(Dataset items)
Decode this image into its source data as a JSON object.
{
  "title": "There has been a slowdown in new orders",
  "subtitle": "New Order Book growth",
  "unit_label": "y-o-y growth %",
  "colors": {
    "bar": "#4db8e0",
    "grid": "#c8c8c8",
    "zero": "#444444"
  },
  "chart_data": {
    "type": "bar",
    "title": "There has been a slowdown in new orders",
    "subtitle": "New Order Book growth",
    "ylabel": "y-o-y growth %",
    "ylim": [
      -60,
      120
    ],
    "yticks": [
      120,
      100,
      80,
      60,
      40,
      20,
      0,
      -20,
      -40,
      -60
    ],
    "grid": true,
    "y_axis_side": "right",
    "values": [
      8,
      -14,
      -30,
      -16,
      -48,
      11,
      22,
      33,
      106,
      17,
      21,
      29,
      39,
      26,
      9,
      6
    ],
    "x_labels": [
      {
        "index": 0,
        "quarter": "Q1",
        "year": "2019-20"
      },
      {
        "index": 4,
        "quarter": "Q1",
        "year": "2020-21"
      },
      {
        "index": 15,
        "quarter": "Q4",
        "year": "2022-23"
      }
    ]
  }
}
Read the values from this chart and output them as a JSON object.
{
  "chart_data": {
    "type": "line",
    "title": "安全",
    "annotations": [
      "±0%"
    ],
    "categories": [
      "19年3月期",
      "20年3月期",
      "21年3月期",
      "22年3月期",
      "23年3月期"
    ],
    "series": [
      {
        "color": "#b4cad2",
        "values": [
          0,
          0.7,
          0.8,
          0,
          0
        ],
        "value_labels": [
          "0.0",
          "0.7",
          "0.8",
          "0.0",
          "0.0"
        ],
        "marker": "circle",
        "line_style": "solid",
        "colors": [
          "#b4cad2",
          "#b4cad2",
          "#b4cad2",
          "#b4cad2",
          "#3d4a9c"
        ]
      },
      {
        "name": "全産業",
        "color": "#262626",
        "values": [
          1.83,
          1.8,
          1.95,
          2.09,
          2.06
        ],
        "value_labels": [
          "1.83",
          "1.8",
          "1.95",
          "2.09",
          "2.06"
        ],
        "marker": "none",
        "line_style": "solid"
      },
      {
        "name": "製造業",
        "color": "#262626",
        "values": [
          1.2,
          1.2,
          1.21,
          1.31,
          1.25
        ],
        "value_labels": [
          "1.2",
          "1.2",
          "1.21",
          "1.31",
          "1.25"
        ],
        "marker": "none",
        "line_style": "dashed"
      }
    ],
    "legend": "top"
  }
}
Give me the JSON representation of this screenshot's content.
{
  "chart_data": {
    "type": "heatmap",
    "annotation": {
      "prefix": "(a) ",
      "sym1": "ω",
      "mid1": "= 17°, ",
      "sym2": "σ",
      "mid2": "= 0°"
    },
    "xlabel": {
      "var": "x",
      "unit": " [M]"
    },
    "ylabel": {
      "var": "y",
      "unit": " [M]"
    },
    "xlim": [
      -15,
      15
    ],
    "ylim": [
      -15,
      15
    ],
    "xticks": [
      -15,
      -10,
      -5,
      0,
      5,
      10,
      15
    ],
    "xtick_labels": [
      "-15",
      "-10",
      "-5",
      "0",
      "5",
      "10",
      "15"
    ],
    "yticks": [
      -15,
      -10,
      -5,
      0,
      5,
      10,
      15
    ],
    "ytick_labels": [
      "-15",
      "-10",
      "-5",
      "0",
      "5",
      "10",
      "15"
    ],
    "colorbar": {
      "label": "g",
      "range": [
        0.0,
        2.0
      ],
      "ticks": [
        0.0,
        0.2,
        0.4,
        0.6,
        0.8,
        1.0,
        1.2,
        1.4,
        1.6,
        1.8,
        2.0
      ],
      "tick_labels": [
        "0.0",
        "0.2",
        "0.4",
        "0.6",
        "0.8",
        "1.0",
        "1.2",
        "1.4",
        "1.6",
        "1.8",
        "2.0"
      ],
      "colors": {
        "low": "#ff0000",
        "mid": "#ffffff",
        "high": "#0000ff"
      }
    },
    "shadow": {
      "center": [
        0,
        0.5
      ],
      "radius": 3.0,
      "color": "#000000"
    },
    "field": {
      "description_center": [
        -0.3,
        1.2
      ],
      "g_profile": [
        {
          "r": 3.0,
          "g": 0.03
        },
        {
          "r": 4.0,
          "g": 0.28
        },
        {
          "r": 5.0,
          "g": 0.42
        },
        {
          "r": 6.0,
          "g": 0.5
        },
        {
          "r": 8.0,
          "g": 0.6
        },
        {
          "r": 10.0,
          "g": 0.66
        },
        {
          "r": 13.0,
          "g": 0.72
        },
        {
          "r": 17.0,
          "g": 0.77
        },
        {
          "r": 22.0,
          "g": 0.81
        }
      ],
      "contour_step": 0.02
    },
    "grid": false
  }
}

**Problem details**
Give the material above again, word for word.

**Correct answer**
Decode this image into its source data as a JSON object.
{
  "title": "There has been a slowdown in new orders",
  "subtitle": "New Order Book growth",
  "unit_label": "y-o-y growth %",
  "colors": {
    "bar": "#4db8e0",
    "grid": "#c8c8c8",
    "zero": "#444444"
  },
  "chart_data": {
    "type": "bar",
    "title": "There has been a slowdown in new orders",
    "subtitle": "New Order Book growth",
    "ylabel": "y-o-y growth %",
    "ylim": [
      -60,
      120
    ],
    "yticks": [
      120,
      100,
      80,
      60,
      40,
      20,
      0,
      -20,
      -40,
      -60
    ],
    "grid": true,
    "y_axis_side": "right",
    "values": [
      8,
      -14,
      -30,
      -16,
      -48,
      11,
      22,
      33,
      106,
      17,
      21,
      29,
      39,
      26,
      9,
      6
    ],
    "x_labels": [
      {
        "index": 0,
        "quarter": "Q1",
        "year": "2019-20"
      },
      {
        "index": 4,
        "quarter": "Q1",
        "year": "2020-21"
      },
      {
        "index": 15,
        "quarter": "Q4",
        "year": "2022-23"
      }
    ]
  }
}
Read the values from this chart and output them as a JSON object.
{
  "chart_data": {
    "type": "line",
    "title": "安全",
    "annotations": [
      "±0%"
    ],
    "categories": [
      "19年3月期",
      "20年3月期",
      "21年3月期",
      "22年3月期",
      "23年3月期"
    ],
    "series": [
      {
        "color": "#b4cad2",
        "values": [
          0,
          0.7,
          0.8,
          0,
          0
        ],
        "value_labels": [
          "0.0",
          "0.7",
          "0.8",
          "0.0",
          "0.0"
        ],
        "marker": "circle",
        "line_style": "solid",
        "colors": [
          "#b4cad2",
          "#b4cad2",
          "#b4cad2",
          "#b4cad2",
          "#3d4a9c"
        ]
      },
      {
        "name": "全産業",
        "color": "#262626",
        "values": [
          1.83,
          1.8,
          1.95,
          2.09,
          2.06
        ],
        "value_labels": [
          "1.83",
          "1.8",
          "1.95",
          "2.09",
          "2.06"
        ],
        "marker": "none",
        "line_style": "solid"
      },
      {
        "name": "製造業",
        "color": "#262626",
        "values": [
          1.2,
          1.2,
          1.21,
          1.31,
          1.25
        ],
        "value_labels": [
          "1.2",
          "1.2",
          "1.21",
          "1.31",
          "1.25"
        ],
        "marker": "none",
        "line_style": "dashed"
      }
    ],
    "legend": "top"
  }
}
Give me the JSON representation of this screenshot's content.
{
  "chart_data": {
    "type": "heatmap",
    "annotation": {
      "prefix": "(a) ",
      "sym1": "ω",
      "mid1": "= 17°, ",
      "sym2": "σ",
      "mid2": "= 0°"
    },
    "xlabel": {
      "var": "x",
      "unit": " [M]"
    },
    "ylabel": {
      "var": "y",
      "unit": " [M]"
    },
    "xlim": [
      -15,
      15
    ],
    "ylim": [
      -15,
      15
    ],
    "xticks": [
      -15,
      -10,
      -5,
      0,
      5,
      10,
      15
    ],
    "xtick_labels": [
      "-15",
      "-10",
      "-5",
      "0",
      "5",
      "10",
      "15"
    ],
    "yticks": [
      -15,
      -10,
      -5,
      0,
      5,
      10,
      15
    ],
    "ytick_labels": [
      "-15",
      "-10",
      "-5",
      "0",
      "5",
      "10",
      "15"
    ],
    "colorbar": {
      "label": "g",
      "range": [
        0.0,
        2.0
      ],
      "ticks": [
        0.0,
        0.2,
        0.4,
        0.6,
        0.8,
        1.0,
        1.2,
        1.4,
        1.6,
        1.8,
        2.0
      ],
      "tick_labels": [
        "0.0",
        "0.2",
        "0.4",
        "0.6",
        "0.8",
        "1.0",
        "1.2",
        "1.4",
        "1.6",
        "1.8",
        "2.0"
      ],
      "colors": {
        "low": "#ff0000",
        "mid": "#ffffff",
        "high": "#0000ff"
      }
    },
    "shadow": {
      "center": [
        0,
        0.5
      ],
      "radius": 3.0,
      "color": "#000000"
    },
    "field": {
      "description_center": [
        -0.3,
        1.2
      ],
      "g_profile": [
        {
          "r": 3.0,
          "g": 0.03
        },
        {
          "r": 4.0,
          "g": 0.28
        },
        {
          "r": 5.0,
          "g": 0.42
        },
        {
          "r": 6.0,
          "g": 0.5
        },
        {
          "r": 8.0,
          "g": 0.6
        },
        {
          "r": 10.0,
          "g": 0.66
        },
        {
          "r": 13.0,
          "g": 0.72
        },
        {
          "r": 17.0,
          "g": 0.77
        },
        {
          "r": 22.0,
          "g": 0.81
        }
      ],
      "contour_step": 0.02
    },
    "grid": false
  }
}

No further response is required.